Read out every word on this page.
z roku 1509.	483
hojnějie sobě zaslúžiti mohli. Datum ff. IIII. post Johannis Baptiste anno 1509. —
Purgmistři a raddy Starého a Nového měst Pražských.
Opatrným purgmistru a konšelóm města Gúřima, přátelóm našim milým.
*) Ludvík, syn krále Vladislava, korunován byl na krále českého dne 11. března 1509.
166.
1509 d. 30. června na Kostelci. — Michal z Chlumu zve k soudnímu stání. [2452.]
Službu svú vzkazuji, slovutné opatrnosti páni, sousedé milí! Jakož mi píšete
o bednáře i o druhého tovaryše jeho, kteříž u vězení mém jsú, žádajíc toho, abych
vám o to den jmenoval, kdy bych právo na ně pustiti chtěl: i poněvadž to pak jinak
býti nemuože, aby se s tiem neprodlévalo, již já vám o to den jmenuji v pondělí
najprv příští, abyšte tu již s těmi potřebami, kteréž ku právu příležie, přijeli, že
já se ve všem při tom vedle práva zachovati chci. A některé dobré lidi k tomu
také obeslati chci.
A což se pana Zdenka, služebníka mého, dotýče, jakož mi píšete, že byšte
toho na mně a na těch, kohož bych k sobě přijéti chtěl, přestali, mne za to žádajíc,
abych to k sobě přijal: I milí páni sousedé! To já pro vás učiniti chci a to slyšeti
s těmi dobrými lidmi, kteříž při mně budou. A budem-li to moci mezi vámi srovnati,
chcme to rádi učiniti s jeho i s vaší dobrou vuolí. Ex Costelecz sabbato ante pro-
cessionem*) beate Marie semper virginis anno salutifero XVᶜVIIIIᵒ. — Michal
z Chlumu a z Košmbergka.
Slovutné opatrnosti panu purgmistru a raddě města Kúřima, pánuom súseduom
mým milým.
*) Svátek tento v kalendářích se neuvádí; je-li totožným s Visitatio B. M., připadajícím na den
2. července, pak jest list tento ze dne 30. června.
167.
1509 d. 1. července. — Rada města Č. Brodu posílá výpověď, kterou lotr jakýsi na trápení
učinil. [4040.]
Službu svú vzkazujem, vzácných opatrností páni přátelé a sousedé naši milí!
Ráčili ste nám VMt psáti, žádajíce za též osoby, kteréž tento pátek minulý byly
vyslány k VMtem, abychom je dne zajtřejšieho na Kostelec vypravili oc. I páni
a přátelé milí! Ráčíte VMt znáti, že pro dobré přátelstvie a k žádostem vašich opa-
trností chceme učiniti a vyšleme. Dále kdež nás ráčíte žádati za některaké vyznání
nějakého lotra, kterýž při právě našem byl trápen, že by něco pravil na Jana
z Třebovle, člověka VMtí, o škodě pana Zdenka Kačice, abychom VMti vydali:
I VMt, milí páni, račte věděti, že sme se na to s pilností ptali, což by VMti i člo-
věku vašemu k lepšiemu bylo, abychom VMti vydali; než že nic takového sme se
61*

...

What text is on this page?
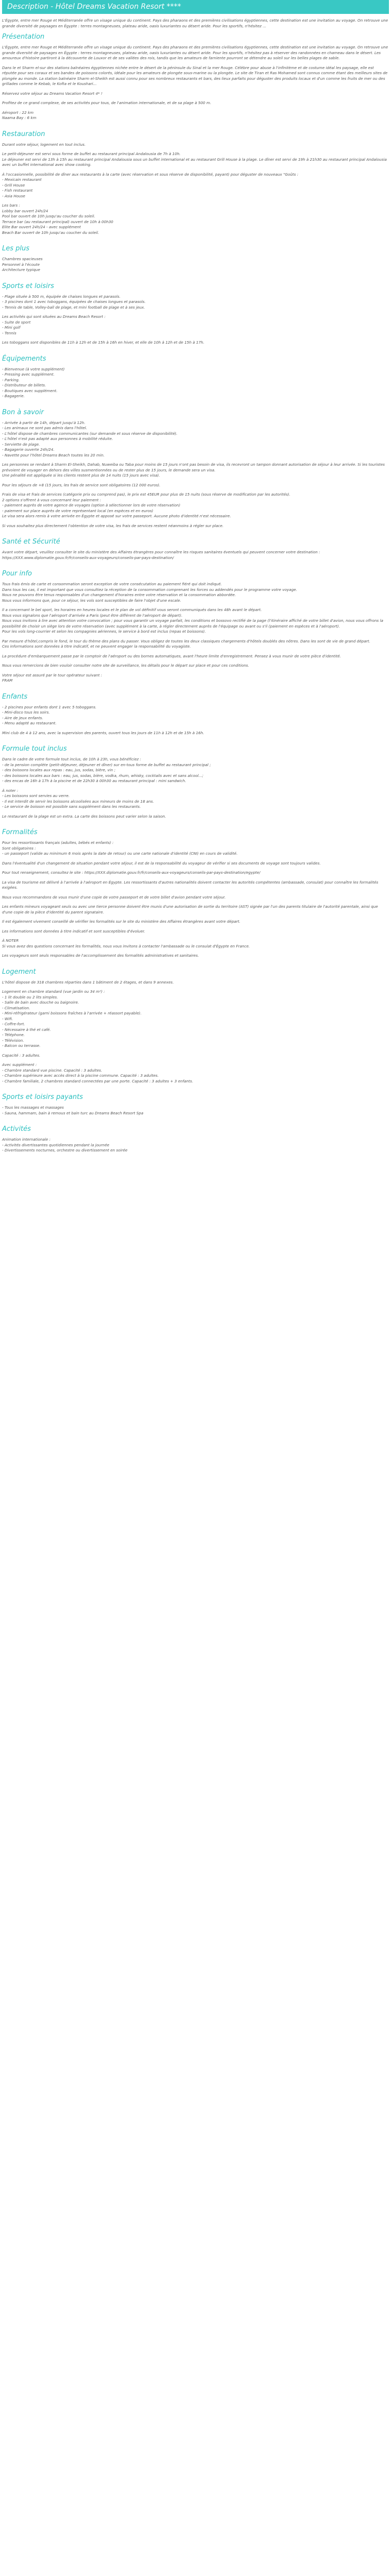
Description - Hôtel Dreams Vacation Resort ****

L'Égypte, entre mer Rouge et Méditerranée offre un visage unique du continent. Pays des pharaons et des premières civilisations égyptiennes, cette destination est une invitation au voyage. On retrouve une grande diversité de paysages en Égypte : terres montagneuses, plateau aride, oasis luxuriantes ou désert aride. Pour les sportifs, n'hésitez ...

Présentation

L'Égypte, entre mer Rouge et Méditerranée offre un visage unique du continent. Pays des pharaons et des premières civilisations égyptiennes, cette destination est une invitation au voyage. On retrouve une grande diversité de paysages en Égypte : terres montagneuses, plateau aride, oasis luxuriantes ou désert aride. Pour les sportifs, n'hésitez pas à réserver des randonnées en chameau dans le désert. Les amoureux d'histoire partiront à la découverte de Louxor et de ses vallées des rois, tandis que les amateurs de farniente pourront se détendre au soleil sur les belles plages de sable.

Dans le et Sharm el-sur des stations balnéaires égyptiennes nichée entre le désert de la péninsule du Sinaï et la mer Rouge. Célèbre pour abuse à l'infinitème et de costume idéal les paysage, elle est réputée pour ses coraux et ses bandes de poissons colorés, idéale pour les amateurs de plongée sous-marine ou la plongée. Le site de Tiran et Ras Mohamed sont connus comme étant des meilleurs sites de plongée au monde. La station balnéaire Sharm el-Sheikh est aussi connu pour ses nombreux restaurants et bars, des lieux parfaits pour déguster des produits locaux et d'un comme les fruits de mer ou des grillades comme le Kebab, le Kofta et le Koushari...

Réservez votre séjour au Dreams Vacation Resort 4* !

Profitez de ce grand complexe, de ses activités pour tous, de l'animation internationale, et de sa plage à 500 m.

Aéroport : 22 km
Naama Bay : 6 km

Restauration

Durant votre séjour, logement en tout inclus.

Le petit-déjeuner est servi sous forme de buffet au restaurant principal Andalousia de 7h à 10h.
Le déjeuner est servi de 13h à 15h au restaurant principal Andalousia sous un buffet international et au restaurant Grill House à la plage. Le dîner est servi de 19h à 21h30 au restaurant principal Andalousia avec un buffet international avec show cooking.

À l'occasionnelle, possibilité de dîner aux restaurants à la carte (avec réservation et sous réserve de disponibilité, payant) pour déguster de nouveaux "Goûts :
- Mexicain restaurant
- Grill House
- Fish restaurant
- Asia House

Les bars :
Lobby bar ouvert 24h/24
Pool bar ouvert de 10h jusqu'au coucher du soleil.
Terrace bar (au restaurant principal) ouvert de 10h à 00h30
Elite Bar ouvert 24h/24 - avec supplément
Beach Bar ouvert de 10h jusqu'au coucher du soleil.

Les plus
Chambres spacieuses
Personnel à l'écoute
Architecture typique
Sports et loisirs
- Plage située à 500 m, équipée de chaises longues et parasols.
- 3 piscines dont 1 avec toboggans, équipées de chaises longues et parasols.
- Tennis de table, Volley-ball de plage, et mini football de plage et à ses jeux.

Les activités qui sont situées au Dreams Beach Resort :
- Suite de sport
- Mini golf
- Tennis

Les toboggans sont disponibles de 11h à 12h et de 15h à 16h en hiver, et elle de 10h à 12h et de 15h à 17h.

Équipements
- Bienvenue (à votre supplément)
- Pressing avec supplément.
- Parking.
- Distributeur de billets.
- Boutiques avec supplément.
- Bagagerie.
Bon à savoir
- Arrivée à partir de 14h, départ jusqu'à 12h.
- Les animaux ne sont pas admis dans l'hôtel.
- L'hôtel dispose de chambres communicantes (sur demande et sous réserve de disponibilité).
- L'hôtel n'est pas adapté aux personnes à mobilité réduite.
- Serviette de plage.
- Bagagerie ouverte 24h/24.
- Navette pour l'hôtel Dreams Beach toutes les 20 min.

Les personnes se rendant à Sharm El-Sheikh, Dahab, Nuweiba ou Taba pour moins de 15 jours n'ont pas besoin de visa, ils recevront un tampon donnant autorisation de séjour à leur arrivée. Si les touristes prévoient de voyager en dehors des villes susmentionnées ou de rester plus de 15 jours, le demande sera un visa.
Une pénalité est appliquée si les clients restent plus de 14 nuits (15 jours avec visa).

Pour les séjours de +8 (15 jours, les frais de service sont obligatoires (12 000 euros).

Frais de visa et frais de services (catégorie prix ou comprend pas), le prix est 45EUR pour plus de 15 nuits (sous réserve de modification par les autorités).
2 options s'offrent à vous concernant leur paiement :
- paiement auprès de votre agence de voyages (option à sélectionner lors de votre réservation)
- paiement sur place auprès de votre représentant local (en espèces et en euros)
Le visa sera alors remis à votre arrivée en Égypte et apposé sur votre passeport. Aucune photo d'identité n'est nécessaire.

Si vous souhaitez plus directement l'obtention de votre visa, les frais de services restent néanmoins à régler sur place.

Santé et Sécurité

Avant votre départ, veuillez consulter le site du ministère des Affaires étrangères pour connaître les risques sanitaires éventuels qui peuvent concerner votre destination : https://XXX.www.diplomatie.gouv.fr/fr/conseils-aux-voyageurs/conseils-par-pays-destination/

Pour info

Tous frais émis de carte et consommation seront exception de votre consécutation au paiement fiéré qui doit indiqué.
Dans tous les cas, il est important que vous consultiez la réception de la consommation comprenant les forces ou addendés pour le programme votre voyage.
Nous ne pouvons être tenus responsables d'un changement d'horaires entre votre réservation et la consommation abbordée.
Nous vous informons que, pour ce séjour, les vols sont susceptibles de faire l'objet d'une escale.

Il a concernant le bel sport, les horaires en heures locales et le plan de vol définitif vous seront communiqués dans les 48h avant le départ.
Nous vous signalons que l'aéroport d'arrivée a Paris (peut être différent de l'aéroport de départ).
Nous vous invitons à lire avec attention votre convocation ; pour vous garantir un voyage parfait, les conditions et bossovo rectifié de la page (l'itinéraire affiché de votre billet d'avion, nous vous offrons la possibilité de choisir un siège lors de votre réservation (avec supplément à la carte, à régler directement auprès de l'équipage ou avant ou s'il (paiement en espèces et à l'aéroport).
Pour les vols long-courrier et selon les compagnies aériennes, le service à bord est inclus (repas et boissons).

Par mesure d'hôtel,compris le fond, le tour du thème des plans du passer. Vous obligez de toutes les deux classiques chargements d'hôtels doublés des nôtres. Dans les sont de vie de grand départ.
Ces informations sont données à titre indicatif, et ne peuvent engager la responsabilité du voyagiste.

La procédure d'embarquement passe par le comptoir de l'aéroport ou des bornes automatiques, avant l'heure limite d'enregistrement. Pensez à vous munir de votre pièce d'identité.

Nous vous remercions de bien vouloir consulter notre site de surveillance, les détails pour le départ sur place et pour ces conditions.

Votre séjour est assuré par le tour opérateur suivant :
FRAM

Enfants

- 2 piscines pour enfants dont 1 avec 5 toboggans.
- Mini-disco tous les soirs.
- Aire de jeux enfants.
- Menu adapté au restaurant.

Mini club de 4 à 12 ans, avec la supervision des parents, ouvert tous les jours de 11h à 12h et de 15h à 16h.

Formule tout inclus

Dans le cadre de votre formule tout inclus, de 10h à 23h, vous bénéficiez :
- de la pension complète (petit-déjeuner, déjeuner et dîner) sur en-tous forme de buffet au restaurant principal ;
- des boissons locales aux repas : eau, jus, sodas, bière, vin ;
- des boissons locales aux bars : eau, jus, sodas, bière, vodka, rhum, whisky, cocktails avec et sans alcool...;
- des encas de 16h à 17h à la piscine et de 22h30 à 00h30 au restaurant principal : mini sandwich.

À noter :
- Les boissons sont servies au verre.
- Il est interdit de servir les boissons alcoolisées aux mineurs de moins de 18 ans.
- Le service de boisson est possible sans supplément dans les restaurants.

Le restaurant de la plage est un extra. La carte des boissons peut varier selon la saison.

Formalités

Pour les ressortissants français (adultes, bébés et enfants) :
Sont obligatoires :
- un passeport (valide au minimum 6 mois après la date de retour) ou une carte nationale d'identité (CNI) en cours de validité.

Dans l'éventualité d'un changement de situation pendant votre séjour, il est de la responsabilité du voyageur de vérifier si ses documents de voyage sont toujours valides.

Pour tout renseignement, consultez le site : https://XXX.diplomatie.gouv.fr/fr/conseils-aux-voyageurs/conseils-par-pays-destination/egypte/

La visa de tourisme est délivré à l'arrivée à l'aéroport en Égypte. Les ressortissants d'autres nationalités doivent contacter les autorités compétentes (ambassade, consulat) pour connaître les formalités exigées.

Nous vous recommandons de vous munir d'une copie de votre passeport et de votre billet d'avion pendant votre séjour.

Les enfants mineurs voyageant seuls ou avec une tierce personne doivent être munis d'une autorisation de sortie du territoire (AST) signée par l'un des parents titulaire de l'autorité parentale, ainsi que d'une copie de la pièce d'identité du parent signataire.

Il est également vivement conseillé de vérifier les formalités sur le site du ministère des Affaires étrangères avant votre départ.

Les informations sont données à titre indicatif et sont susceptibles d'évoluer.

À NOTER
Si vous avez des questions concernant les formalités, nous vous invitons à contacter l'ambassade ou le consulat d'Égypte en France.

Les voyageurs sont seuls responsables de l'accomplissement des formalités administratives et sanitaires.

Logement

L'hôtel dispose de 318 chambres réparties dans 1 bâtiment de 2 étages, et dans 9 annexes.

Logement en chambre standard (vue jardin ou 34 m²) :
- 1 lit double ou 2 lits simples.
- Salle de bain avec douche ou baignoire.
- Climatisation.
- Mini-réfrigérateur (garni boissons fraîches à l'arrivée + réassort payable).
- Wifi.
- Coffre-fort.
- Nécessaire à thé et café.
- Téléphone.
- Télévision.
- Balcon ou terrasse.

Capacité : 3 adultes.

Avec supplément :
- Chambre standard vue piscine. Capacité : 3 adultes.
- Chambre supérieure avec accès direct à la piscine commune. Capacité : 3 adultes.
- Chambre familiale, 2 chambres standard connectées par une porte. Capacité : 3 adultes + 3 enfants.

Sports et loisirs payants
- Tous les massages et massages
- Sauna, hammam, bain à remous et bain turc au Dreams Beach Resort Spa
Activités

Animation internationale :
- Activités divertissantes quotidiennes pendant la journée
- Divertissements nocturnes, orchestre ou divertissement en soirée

— AIM OF THE TASK —
Determine how many lines of this listing contain "píšete", and give only the number.

— WRITTEN REPLY —
2